Pull out from the material below all lines with "copied".

--- start SUPPLIED RECORDS ---

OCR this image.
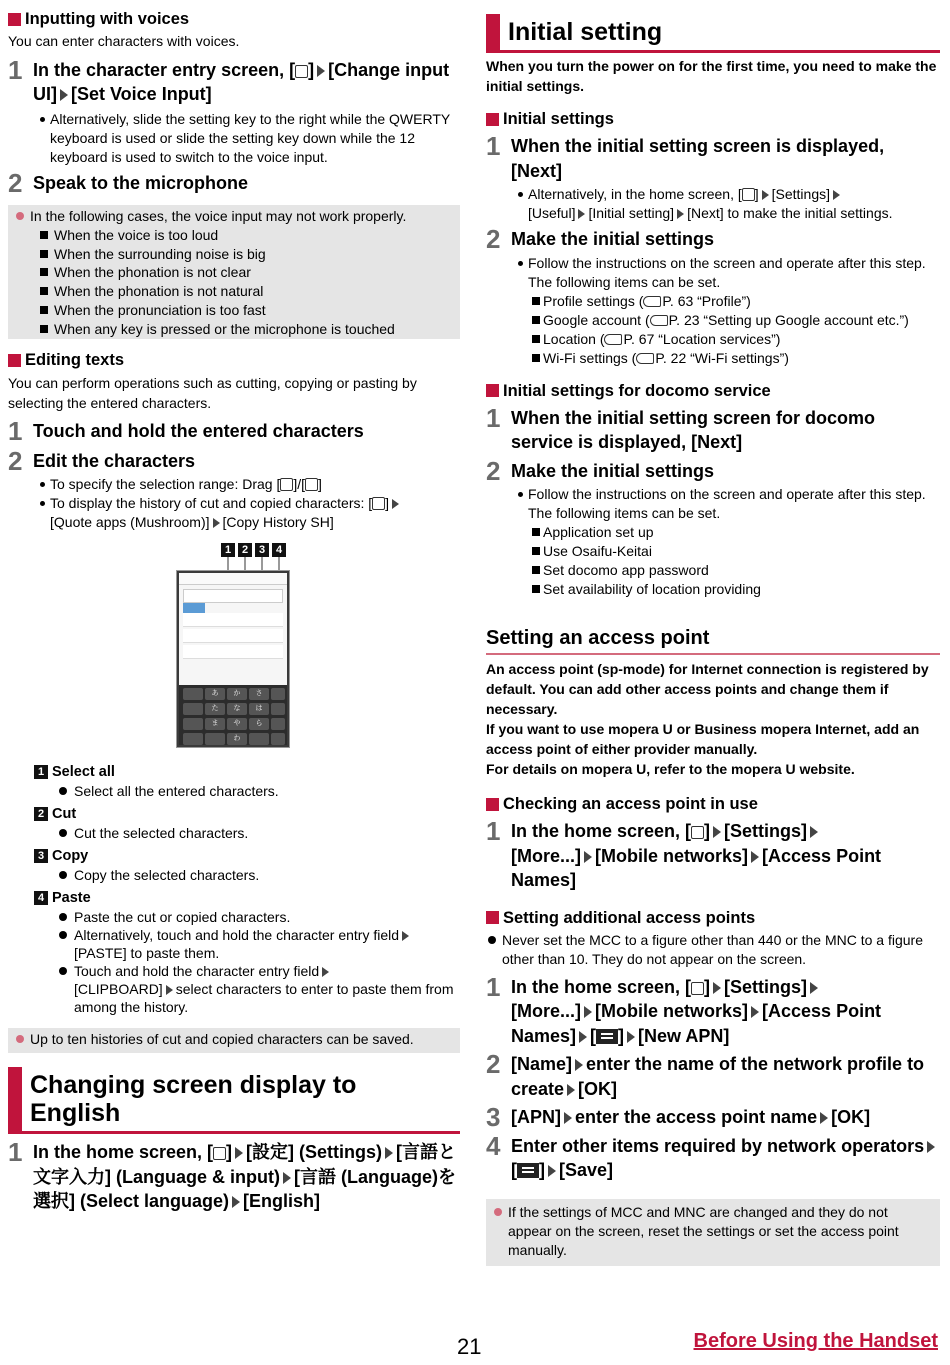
Inputting with voices
You can enter characters with voices.
1 In the character entry screen, [ ] [Change input UI] [Set Voice Input]
Alternatively, slide the setting key to the right while the QWERTY keyboard is used or slide the setting key down while the 12 keyboard is used to switch to the voice input.
2 Speak to the microphone
In the following cases, the voice input may not work properly.
When the voice is too loud
When the surrounding noise is big
When the phonation is not clear
When the phonation is not natural
When the pronunciation is too fast
When any key is pressed or the microphone is touched
Editing texts
You can perform operations such as cutting, copying or pasting by selecting the entered characters.
1 Touch and hold the entered characters
2 Edit the characters
To specify the selection range: Drag [ ]/[ ]
To display the history of cut and copied characters: [ ]
[Quote apps (Mushroom)] [Copy History SH]
1 Select all
Select all the entered characters.
2 Cut
Cut the selected characters.
3 Copy
Copy the selected characters.
4 Paste
Paste the cut or copied characters.
Alternatively, touch and hold the character entry field
[PASTE] to paste them.
Touch and hold the character entry field
[CLIPBOARD] select characters to enter to paste them from among the history.
Up to ten histories of cut and copied characters can be saved.
Changing screen display to English
1 In the home screen, [ ] [設定] (Settings) [言語と文字入力] (Language & input) [言語 (Language)を選択] (Select language) [English]
1 2 3 4
あ	か	さ
た	な	は
ま	や	ら
わ
Initial setting
When you turn the power on for the first time, you need to make the initial settings.
Initial settings
1 When the initial setting screen is displayed, [Next]
Alternatively, in the home screen, [ ] [Settings]
[Useful] [Initial setting] [Next] to make the initial settings.
2 Make the initial settings
Follow the instructions on the screen and operate after this step. The following items can be set.
Profile settings ( P. 63 “Profile”)
Google account ( P. 23 “Setting up Google account etc.”)
Location ( P. 67 “Location services”)
Wi-Fi settings ( P. 22 “Wi-Fi settings”)
Initial settings for docomo service
1 When the initial setting screen for docomo service is displayed, [Next]
2 Make the initial settings
Follow the instructions on the screen and operate after this step. The following items can be set.
Application set up
Use Osaifu-Keitai
Set docomo app password
Set availability of location providing
Setting an access point
An access point (sp-mode) for Internet connection is registered by default. You can add other access points and change them if necessary.
If you want to use mopera U or Business mopera Internet, add an access point of either provider manually.
For details on mopera U, refer to the mopera U website.
Checking an access point in use
1 In the home screen, [ ] [Settings]
[More...] [Mobile networks] [Access Point Names]
Setting additional access points
Never set the MCC to a figure other than 440 or the MNC to a figure other than 10. They do not appear on the screen.
1 In the home screen, [ ] [Settings]
[More...] [Mobile networks] [Access Point Names] [ ] [New APN]
2 [Name] enter the name of the network profile to create [OK]
3 [APN] enter the access point name [OK]
4 Enter other items required by network operators[ ] [Save]
If the settings of MCC and MNC are changed and they do not appear on the screen, reset the settings or set the access point manually.
21	Before Using the Handset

--- end SUPPLIED RECORDS ---

- PROBLEM SOLUTION
To display the history of cut and copied characters: [ ]
Paste the cut or copied characters.
Up to ten histories of cut and copied characters can be saved.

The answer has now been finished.